#### SUPPLIED MATERIAL:
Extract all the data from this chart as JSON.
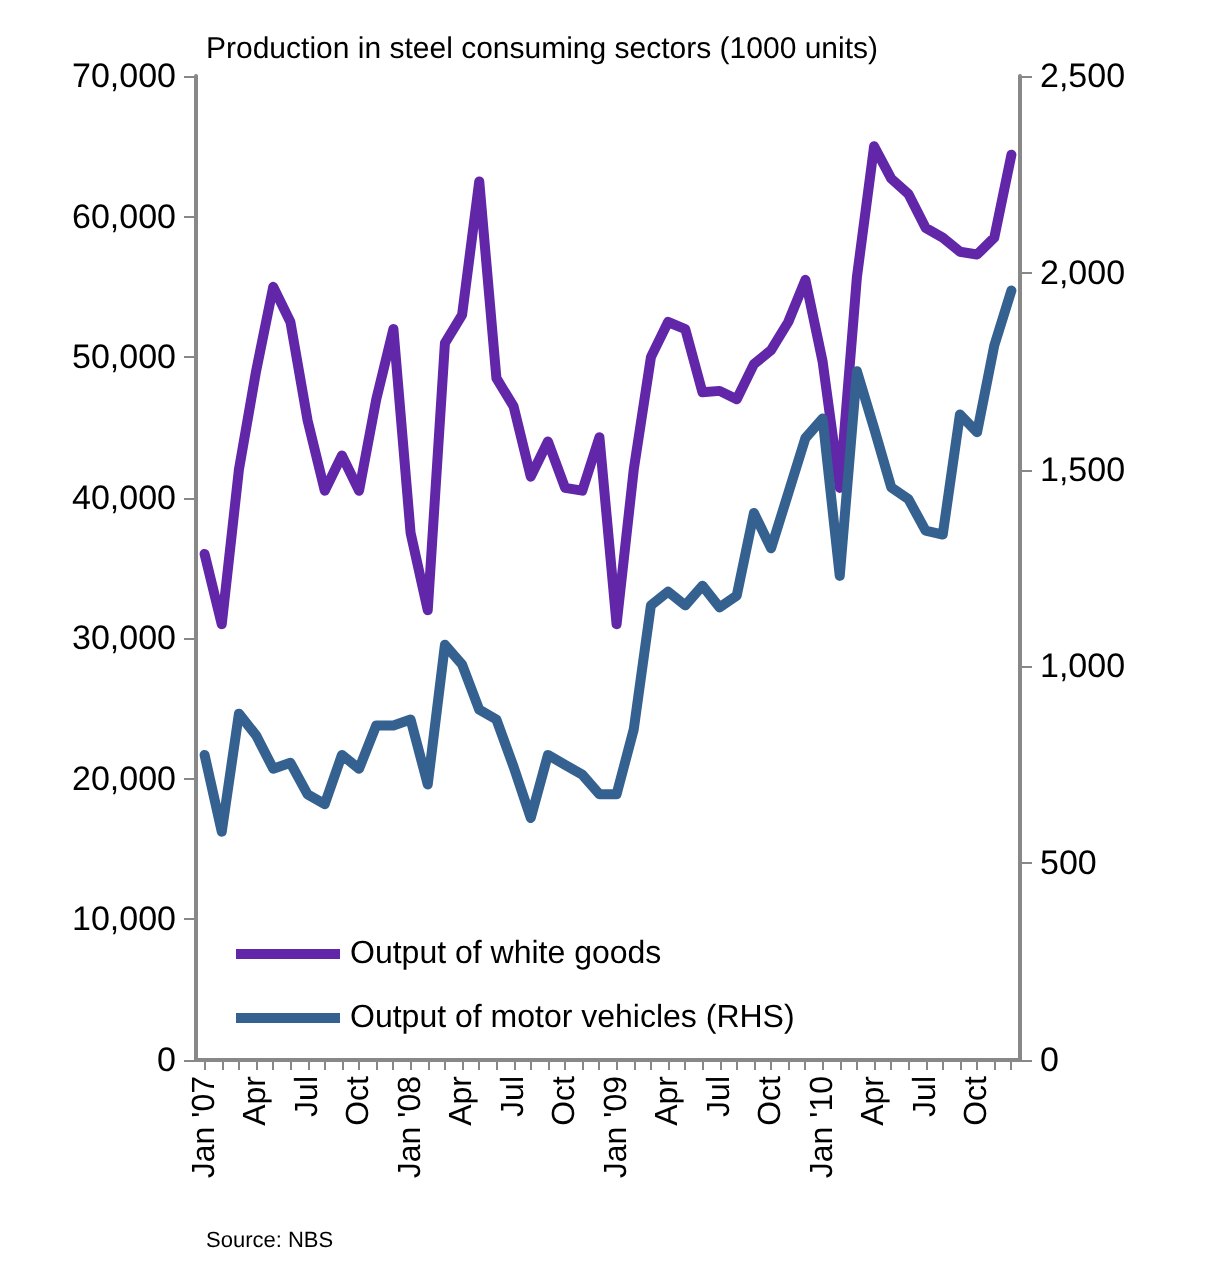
{
  "chart_data": {
    "type": "line",
    "title": "Production in steel consuming sectors (1000 units)",
    "annotations": [
      "Source: NBS"
    ],
    "categories": [
      "Jan '07",
      null,
      null,
      "Apr",
      null,
      null,
      "Jul",
      null,
      null,
      "Oct",
      null,
      null,
      "Jan '08",
      null,
      null,
      "Apr",
      null,
      null,
      "Jul",
      null,
      null,
      "Oct",
      null,
      null,
      "Jan '09",
      null,
      null,
      "Apr",
      null,
      null,
      "Jul",
      null,
      null,
      "Oct",
      null,
      null,
      "Jan '10",
      null,
      null,
      "Apr",
      null,
      null,
      "Jul",
      null,
      null,
      "Oct",
      null,
      null
    ],
    "series": [
      {
        "name": "Output of white goods",
        "color": "#6127a8",
        "values": [
          36000,
          31000,
          42000,
          49000,
          55000,
          52500,
          45500,
          40500,
          43000,
          40500,
          47000,
          52000,
          37500,
          32000,
          51000,
          53000,
          62500,
          48500,
          46500,
          41500,
          44000,
          40700,
          40500,
          44300,
          31000,
          42000,
          50000,
          52500,
          52000,
          47500,
          47600,
          47000,
          49500,
          50500,
          52500,
          55500,
          49700,
          40700,
          55700,
          65000,
          62700,
          61600,
          59200,
          58500,
          57500,
          57300,
          58500,
          64400
        ]
      },
      {
        "name": "Output of motor vehicles (RHS)",
        "color": "#356190",
        "axis": "y2",
        "values": [
          775,
          580,
          880,
          825,
          740,
          755,
          675,
          650,
          775,
          740,
          850,
          850,
          865,
          700,
          1055,
          1005,
          890,
          865,
          745,
          615,
          775,
          750,
          725,
          675,
          675,
          840,
          1155,
          1190,
          1155,
          1205,
          1150,
          1180,
          1390,
          1300,
          1440,
          1580,
          1630,
          1230,
          1750,
          1605,
          1455,
          1425,
          1345,
          1335,
          1640,
          1595,
          1815,
          1955
        ]
      }
    ],
    "ylim": [
      0,
      70000
    ],
    "yticks": [
      0,
      {
        "value": 10000,
        "label": "10,000"
      },
      {
        "value": 20000,
        "label": "20,000"
      },
      {
        "value": 30000,
        "label": "30,000"
      },
      {
        "value": 40000,
        "label": "40,000"
      },
      {
        "value": 50000,
        "label": "50,000"
      },
      {
        "value": 60000,
        "label": "60,000"
      },
      {
        "value": 70000,
        "label": "70,000"
      }
    ],
    "y2lim": [
      0,
      2500
    ],
    "y2ticks": [
      0,
      500,
      {
        "value": 1000,
        "label": "1,000"
      },
      {
        "value": 1500,
        "label": "1,500"
      },
      {
        "value": 2000,
        "label": "2,000"
      },
      {
        "value": 2500,
        "label": "2,500"
      }
    ],
    "grid": false,
    "legend": "bottom left",
    "marker": "none",
    "line_style": "solid"
  }
}
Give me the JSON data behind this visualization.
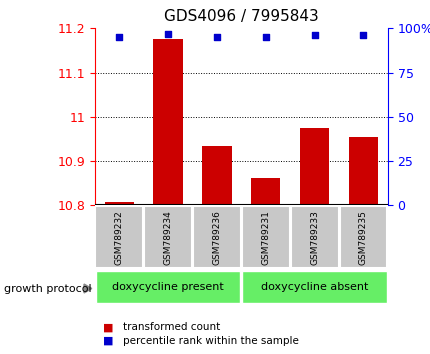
{
  "title": "GDS4096 / 7995843",
  "samples": [
    "GSM789232",
    "GSM789234",
    "GSM789236",
    "GSM789231",
    "GSM789233",
    "GSM789235"
  ],
  "red_values": [
    10.807,
    11.175,
    10.935,
    10.862,
    10.975,
    10.955
  ],
  "blue_values": [
    95,
    97,
    95,
    95,
    96,
    96
  ],
  "ylim_left": [
    10.8,
    11.2
  ],
  "ylim_right": [
    0,
    100
  ],
  "yticks_left": [
    10.8,
    10.9,
    11.0,
    11.1,
    11.2
  ],
  "yticks_right": [
    0,
    25,
    50,
    75,
    100
  ],
  "group1_label": "doxycycline present",
  "group2_label": "doxycycline absent",
  "group1_indices": [
    0,
    1,
    2
  ],
  "group2_indices": [
    3,
    4,
    5
  ],
  "protocol_label": "growth protocol",
  "legend_red": "transformed count",
  "legend_blue": "percentile rank within the sample",
  "bar_color": "#cc0000",
  "dot_color": "#0000cc",
  "group_color": "#66ee66",
  "sample_box_color": "#c8c8c8",
  "bar_bottom": 10.8,
  "bar_width": 0.6,
  "ytick_labels_left": [
    "10.8",
    "10.9",
    "11",
    "11.1",
    "11.2"
  ],
  "ytick_labels_right": [
    "0",
    "25",
    "50",
    "75",
    "100%"
  ]
}
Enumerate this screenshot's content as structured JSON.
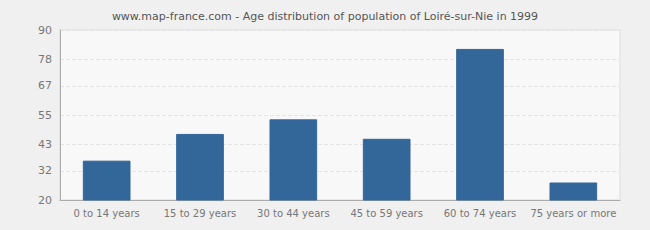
{
  "chart_data": {
    "type": "bar",
    "title": "www.map-france.com - Age distribution of population of Loiré-sur-Nie in 1999",
    "categories": [
      "0 to 14 years",
      "15 to 29 years",
      "30 to 44 years",
      "45 to 59 years",
      "60 to 74 years",
      "75 years or more"
    ],
    "values": [
      36,
      47,
      53,
      45,
      82,
      27
    ],
    "color": "#336699",
    "ylim": [
      20,
      90
    ],
    "yticks": [
      20,
      32,
      43,
      55,
      67,
      78,
      90
    ],
    "grid": true
  }
}
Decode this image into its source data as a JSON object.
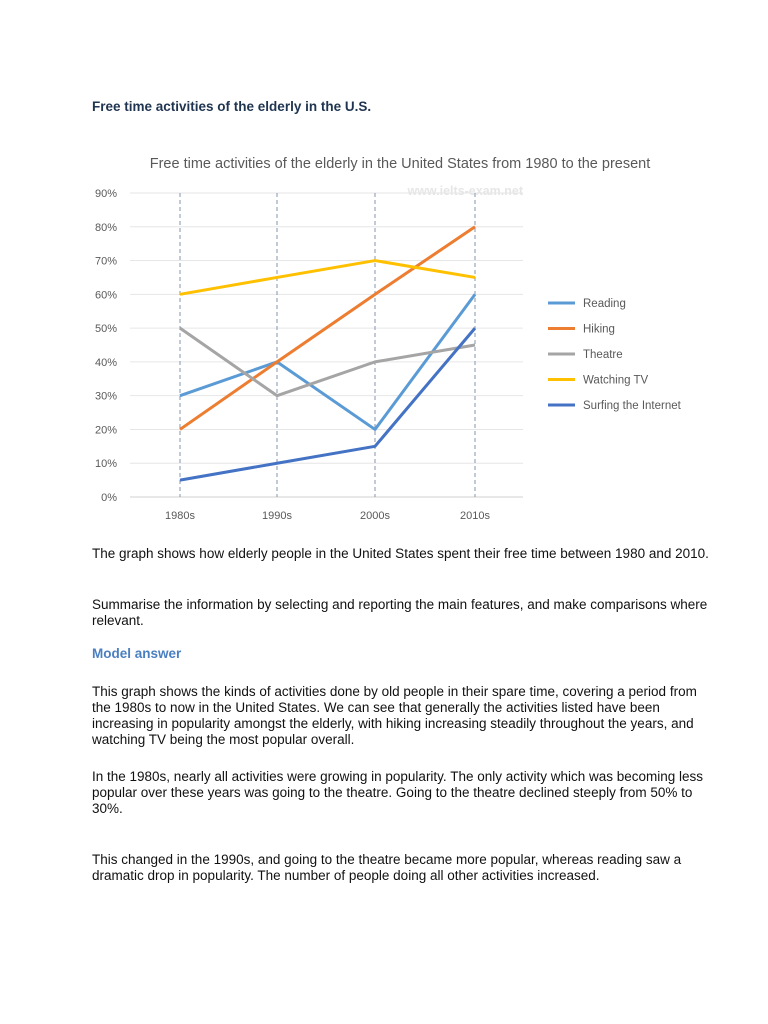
{
  "heading": "Free time activities of the elderly in the U.S.",
  "chart_data": {
    "type": "line",
    "title": "Free time activities of the elderly in the United States from 1980 to the present",
    "watermark": "www.ielts-exam.net",
    "categories": [
      "1980s",
      "1990s",
      "2000s",
      "2010s"
    ],
    "yticks": [
      "0%",
      "10%",
      "20%",
      "30%",
      "40%",
      "50%",
      "60%",
      "70%",
      "80%",
      "90%"
    ],
    "ylim": [
      0,
      90
    ],
    "grid": true,
    "legend": "right",
    "series": [
      {
        "name": "Reading",
        "values": [
          30,
          40,
          20,
          60
        ],
        "color": "#5b9bd5"
      },
      {
        "name": "Hiking",
        "values": [
          20,
          40,
          60,
          80
        ],
        "color": "#ed7d31"
      },
      {
        "name": "Theatre",
        "values": [
          50,
          30,
          40,
          45
        ],
        "color": "#a5a5a5"
      },
      {
        "name": "Watching TV",
        "values": [
          60,
          65,
          70,
          65
        ],
        "color": "#ffc000"
      },
      {
        "name": "Surfing the Internet",
        "values": [
          5,
          10,
          15,
          50
        ],
        "color": "#4472c4"
      }
    ]
  },
  "task": {
    "p1": "The graph shows how elderly people in the United States spent their free time between 1980 and 2010.",
    "p2": "Summarise the information by selecting and reporting the main features, and make comparisons where relevant."
  },
  "model_answer": {
    "heading": "Model answer",
    "paragraphs": [
      "This graph shows the kinds of activities done by old people in their spare time, covering a period from the 1980s to now in the United States. We can see that generally the activities listed have been increasing in popularity amongst the elderly, with hiking increasing steadily throughout the years, and watching TV being the most popular overall.",
      "In the 1980s, nearly all activities were growing in popularity. The only activity which was becoming less popular over these years was going to the theatre. Going to the theatre declined steeply from 50% to 30%.",
      "This changed in the 1990s, and going to the theatre became more popular, whereas reading saw a dramatic drop in popularity. The number of people doing all other activities increased."
    ]
  }
}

#### PROBLEM TO SOLVE:
Pictures are not part of the copy; reproduce everything else in the records exactly.

#### SOLUTION TO THE PROBLEM:
Extract all the data from this chart as JSON.
{
  "chart_data": {
    "type": "line",
    "title": "Production in steel consuming sectors (1000 units)",
    "annotations": [
      "Source: NBS"
    ],
    "categories": [
      "Jan '07",
      null,
      null,
      "Apr",
      null,
      null,
      "Jul",
      null,
      null,
      "Oct",
      null,
      null,
      "Jan '08",
      null,
      null,
      "Apr",
      null,
      null,
      "Jul",
      null,
      null,
      "Oct",
      null,
      null,
      "Jan '09",
      null,
      null,
      "Apr",
      null,
      null,
      "Jul",
      null,
      null,
      "Oct",
      null,
      null,
      "Jan '10",
      null,
      null,
      "Apr",
      null,
      null,
      "Jul",
      null,
      null,
      "Oct",
      null,
      null
    ],
    "series": [
      {
        "name": "Output of white goods",
        "color": "#6127a8",
        "values": [
          36000,
          31000,
          42000,
          49000,
          55000,
          52500,
          45500,
          40500,
          43000,
          40500,
          47000,
          52000,
          37500,
          32000,
          51000,
          53000,
          62500,
          48500,
          46500,
          41500,
          44000,
          40700,
          40500,
          44300,
          31000,
          42000,
          50000,
          52500,
          52000,
          47500,
          47600,
          47000,
          49500,
          50500,
          52500,
          55500,
          49700,
          40700,
          55700,
          65000,
          62700,
          61600,
          59200,
          58500,
          57500,
          57300,
          58500,
          64400
        ]
      },
      {
        "name": "Output of motor vehicles (RHS)",
        "color": "#356190",
        "axis": "y2",
        "values": [
          775,
          580,
          880,
          825,
          740,
          755,
          675,
          650,
          775,
          740,
          850,
          850,
          865,
          700,
          1055,
          1005,
          890,
          865,
          745,
          615,
          775,
          750,
          725,
          675,
          675,
          840,
          1155,
          1190,
          1155,
          1205,
          1150,
          1180,
          1390,
          1300,
          1440,
          1580,
          1630,
          1230,
          1750,
          1605,
          1455,
          1425,
          1345,
          1335,
          1640,
          1595,
          1815,
          1955
        ]
      }
    ],
    "ylim": [
      0,
      70000
    ],
    "yticks": [
      0,
      {
        "value": 10000,
        "label": "10,000"
      },
      {
        "value": 20000,
        "label": "20,000"
      },
      {
        "value": 30000,
        "label": "30,000"
      },
      {
        "value": 40000,
        "label": "40,000"
      },
      {
        "value": 50000,
        "label": "50,000"
      },
      {
        "value": 60000,
        "label": "60,000"
      },
      {
        "value": 70000,
        "label": "70,000"
      }
    ],
    "y2lim": [
      0,
      2500
    ],
    "y2ticks": [
      0,
      500,
      {
        "value": 1000,
        "label": "1,000"
      },
      {
        "value": 1500,
        "label": "1,500"
      },
      {
        "value": 2000,
        "label": "2,000"
      },
      {
        "value": 2500,
        "label": "2,500"
      }
    ],
    "grid": false,
    "legend": "bottom left",
    "marker": "none",
    "line_style": "solid"
  }
}
Give me the JSON data behind this visualization.
{
  "title": "GDS4096 / 7995843",
  "samples": [
    "GSM789232",
    "GSM789234",
    "GSM789236",
    "GSM789231",
    "GSM789233",
    "GSM789235"
  ],
  "red_values": [
    10.807,
    11.175,
    10.935,
    10.862,
    10.975,
    10.955
  ],
  "blue_values": [
    95,
    97,
    95,
    95,
    96,
    96
  ],
  "ylim_left": [
    10.8,
    11.2
  ],
  "ylim_right": [
    0,
    100
  ],
  "yticks_left": [
    10.8,
    10.9,
    11.0,
    11.1,
    11.2
  ],
  "yticks_right": [
    0,
    25,
    50,
    75,
    100
  ],
  "group1_label": "doxycycline present",
  "group2_label": "doxycycline absent",
  "group1_indices": [
    0,
    1,
    2
  ],
  "group2_indices": [
    3,
    4,
    5
  ],
  "protocol_label": "growth protocol",
  "legend_red": "transformed count",
  "legend_blue": "percentile rank within the sample",
  "bar_color": "#cc0000",
  "dot_color": "#0000cc",
  "group_color": "#66ee66",
  "sample_box_color": "#c8c8c8",
  "bar_bottom": 10.8,
  "bar_width": 0.6,
  "ytick_labels_left": [
    "10.8",
    "10.9",
    "11",
    "11.1",
    "11.2"
  ],
  "ytick_labels_right": [
    "0",
    "25",
    "50",
    "75",
    "100%"
  ]
}
Enumerate this screenshot's content as structured JSON.
{
  "chart_data": {
    "type": "bar",
    "title": "www.map-france.com - Age distribution of population of Loiré-sur-Nie in 1999",
    "categories": [
      "0 to 14 years",
      "15 to 29 years",
      "30 to 44 years",
      "45 to 59 years",
      "60 to 74 years",
      "75 years or more"
    ],
    "values": [
      36,
      47,
      53,
      45,
      82,
      27
    ],
    "color": "#336699",
    "ylim": [
      20,
      90
    ],
    "yticks": [
      20,
      32,
      43,
      55,
      67,
      78,
      90
    ],
    "grid": true
  }
}
Decode this image into its source data as a JSON object.
{
  "heading": "Free time activities of the elderly in the U.S.",
  "chart_data": {
    "type": "line",
    "title": "Free time activities of the elderly in the United States from 1980 to the present",
    "watermark": "www.ielts-exam.net",
    "categories": [
      "1980s",
      "1990s",
      "2000s",
      "2010s"
    ],
    "yticks": [
      "0%",
      "10%",
      "20%",
      "30%",
      "40%",
      "50%",
      "60%",
      "70%",
      "80%",
      "90%"
    ],
    "ylim": [
      0,
      90
    ],
    "grid": true,
    "legend": "right",
    "series": [
      {
        "name": "Reading",
        "values": [
          30,
          40,
          20,
          60
        ],
        "color": "#5b9bd5"
      },
      {
        "name": "Hiking",
        "values": [
          20,
          40,
          60,
          80
        ],
        "color": "#ed7d31"
      },
      {
        "name": "Theatre",
        "values": [
          50,
          30,
          40,
          45
        ],
        "color": "#a5a5a5"
      },
      {
        "name": "Watching TV",
        "values": [
          60,
          65,
          70,
          65
        ],
        "color": "#ffc000"
      },
      {
        "name": "Surfing the Internet",
        "values": [
          5,
          10,
          15,
          50
        ],
        "color": "#4472c4"
      }
    ]
  },
  "task": {
    "p1": "The graph shows how elderly people in the United States spent their free time between 1980 and 2010.",
    "p2": "Summarise the information by selecting and reporting the main features, and make comparisons where relevant."
  },
  "model_answer": {
    "heading": "Model answer",
    "paragraphs": [
      "This graph shows the kinds of activities done by old people in their spare time, covering a period from the 1980s to now in the United States. We can see that generally the activities listed have been increasing in popularity amongst the elderly, with hiking increasing steadily throughout the years, and watching TV being the most popular overall.",
      "In the 1980s, nearly all activities were growing in popularity. The only activity which was becoming less popular over these years was going to the theatre. Going to the theatre declined steeply from 50% to 30%.",
      "This changed in the 1990s, and going to the theatre became more popular, whereas reading saw a dramatic drop in popularity. The number of people doing all other activities increased."
    ]
  }
}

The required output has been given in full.